Stated goal:
Write out all of the entries that follow, word for word, but skip the pictures.

(Records that describe figures)
- - -
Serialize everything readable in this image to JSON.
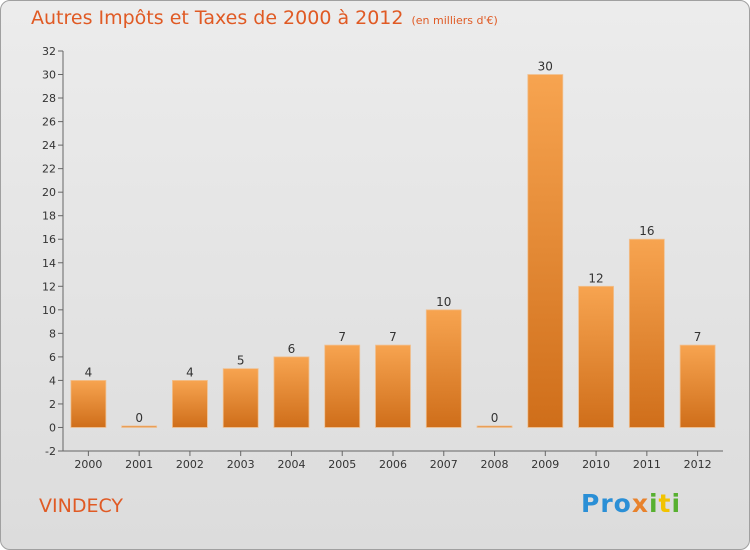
{
  "title": "Autres Impôts et Taxes de 2000 à 2012",
  "subtitle": "(en milliers d'€)",
  "commune": "VINDECY",
  "logo": {
    "p1": "Pro",
    "p2": "x",
    "p3": "i",
    "p4": "t",
    "p5": "i"
  },
  "colors": {
    "bar_light": "#f7a450",
    "bar_dark": "#cf6e1a",
    "title": "#e05a24"
  },
  "chart_data": {
    "type": "bar",
    "categories": [
      "2000",
      "2001",
      "2002",
      "2003",
      "2004",
      "2005",
      "2006",
      "2007",
      "2008",
      "2009",
      "2010",
      "2011",
      "2012"
    ],
    "values": [
      4,
      0,
      4,
      5,
      6,
      7,
      7,
      10,
      0,
      30,
      12,
      16,
      7
    ],
    "ylim": [
      -2,
      32
    ],
    "yticks": [
      -2,
      0,
      2,
      4,
      6,
      8,
      10,
      12,
      14,
      16,
      18,
      20,
      22,
      24,
      26,
      28,
      30,
      32
    ],
    "xlabel": "",
    "ylabel": "",
    "grid": false
  }
}
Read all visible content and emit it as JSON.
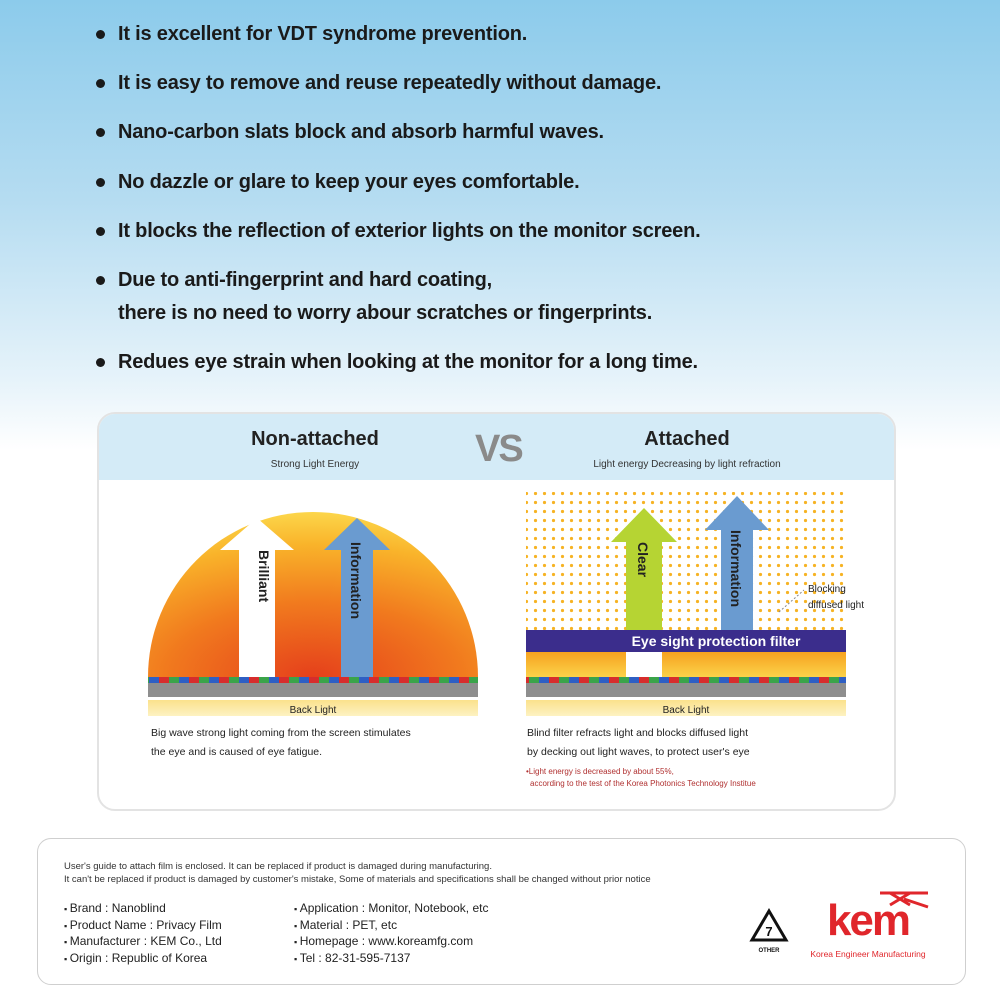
{
  "bullets": [
    "It is excellent for VDT syndrome prevention.",
    "It is easy to remove and reuse repeatedly without damage.",
    "Nano-carbon slats block and absorb harmful waves.",
    "No dazzle or glare to keep your eyes comfortable.",
    "It blocks the reflection of exterior lights on the monitor screen.",
    "Due to anti-fingerprint and hard coating,",
    "there is no need to worry abour scratches or fingerprints.",
    "Redues eye strain when looking at the monitor for a long time."
  ],
  "comparison": {
    "vs": "VS",
    "left": {
      "title": "Non-attached",
      "subtitle": "Strong Light Energy",
      "arrow1": "Brilliant",
      "arrow2": "Information",
      "backlight": "Back Light",
      "desc1": "Big wave strong light coming from the screen stimulates",
      "desc2": "the eye and is caused of eye fatigue."
    },
    "right": {
      "title": "Attached",
      "subtitle": "Light energy Decreasing by light refraction",
      "arrow1": "Clear",
      "arrow2": "Information",
      "blocking1": "Blocking",
      "blocking2": "diffused light",
      "filter": "Eye sight protection filter",
      "backlight": "Back Light",
      "desc1": "Blind filter refracts light and blocks diffused light",
      "desc2": "by decking out light waves, to protect user's eye",
      "note1": "•Light energy is decreased by about 55%,",
      "note2": "according to the test of the Korea Photonics Technology Institue"
    }
  },
  "footer": {
    "note1": "User's guide to attach film is enclosed. It can be replaced if product is damaged during manufacturing.",
    "note2": "It can't be replaced if product is damaged by customer's mistake, Some of materials and specifications shall be changed without prior notice",
    "specs_left": [
      "Brand : Nanoblind",
      "Product Name : Privacy Film",
      "Manufacturer : KEM Co., Ltd",
      "Origin : Republic of Korea"
    ],
    "specs_right": [
      "Application : Monitor, Notebook, etc",
      "Material : PET, etc",
      "Homepage : www.koreamfg.com",
      "Tel : 82-31-595-7137"
    ],
    "recycle_number": "7",
    "recycle_label": "OTHER",
    "logo_text": "kem",
    "logo_tagline": "Korea Engineer Manufacturing"
  },
  "colors": {
    "brand_red": "#e0262b",
    "filter_purple": "#3b2d8c",
    "arrow_blue": "#6a9bd0",
    "arrow_green": "#b6d433"
  }
}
- - -
Written solution:
Serialize everything readable in this image to JSON.
{
  "title": "Autres Impôts et Taxes de 2000 à 2012",
  "subtitle": "(en milliers d'€)",
  "commune": "VINDECY",
  "logo": {
    "p1": "Pro",
    "p2": "x",
    "p3": "i",
    "p4": "t",
    "p5": "i"
  },
  "colors": {
    "bar_light": "#f7a450",
    "bar_dark": "#cf6e1a",
    "title": "#e05a24"
  },
  "chart_data": {
    "type": "bar",
    "categories": [
      "2000",
      "2001",
      "2002",
      "2003",
      "2004",
      "2005",
      "2006",
      "2007",
      "2008",
      "2009",
      "2010",
      "2011",
      "2012"
    ],
    "values": [
      4,
      0,
      4,
      5,
      6,
      7,
      7,
      10,
      0,
      30,
      12,
      16,
      7
    ],
    "ylim": [
      -2,
      32
    ],
    "yticks": [
      -2,
      0,
      2,
      4,
      6,
      8,
      10,
      12,
      14,
      16,
      18,
      20,
      22,
      24,
      26,
      28,
      30,
      32
    ],
    "xlabel": "",
    "ylabel": "",
    "grid": false
  }
}
Read all visible content and emit it as JSON.
{
  "bullets": [
    "It is excellent for VDT syndrome prevention.",
    "It is easy to remove and reuse repeatedly without damage.",
    "Nano-carbon slats block and absorb harmful waves.",
    "No dazzle or glare to keep your eyes comfortable.",
    "It blocks the reflection of exterior lights on the monitor screen.",
    "Due to anti-fingerprint and hard coating,",
    "there is no need to worry abour scratches or fingerprints.",
    "Redues eye strain when looking at the monitor for a long time."
  ],
  "comparison": {
    "vs": "VS",
    "left": {
      "title": "Non-attached",
      "subtitle": "Strong Light Energy",
      "arrow1": "Brilliant",
      "arrow2": "Information",
      "backlight": "Back Light",
      "desc1": "Big wave strong light coming from the screen stimulates",
      "desc2": "the eye and is caused of eye fatigue."
    },
    "right": {
      "title": "Attached",
      "subtitle": "Light energy Decreasing by light refraction",
      "arrow1": "Clear",
      "arrow2": "Information",
      "blocking1": "Blocking",
      "blocking2": "diffused light",
      "filter": "Eye sight protection filter",
      "backlight": "Back Light",
      "desc1": "Blind filter refracts light and blocks diffused light",
      "desc2": "by decking out light waves, to protect user's eye",
      "note1": "•Light energy is decreased by about 55%,",
      "note2": "according to the test of the Korea Photonics Technology Institue"
    }
  },
  "footer": {
    "note1": "User's guide to attach film is enclosed. It can be replaced if product is damaged during manufacturing.",
    "note2": "It can't be replaced if product is damaged by customer's mistake, Some of materials and specifications shall be changed without prior notice",
    "specs_left": [
      "Brand : Nanoblind",
      "Product Name : Privacy Film",
      "Manufacturer : KEM Co., Ltd",
      "Origin : Republic of Korea"
    ],
    "specs_right": [
      "Application : Monitor, Notebook, etc",
      "Material : PET, etc",
      "Homepage : www.koreamfg.com",
      "Tel : 82-31-595-7137"
    ],
    "recycle_number": "7",
    "recycle_label": "OTHER",
    "logo_text": "kem",
    "logo_tagline": "Korea Engineer Manufacturing"
  },
  "colors": {
    "brand_red": "#e0262b",
    "filter_purple": "#3b2d8c",
    "arrow_blue": "#6a9bd0",
    "arrow_green": "#b6d433"
  }
}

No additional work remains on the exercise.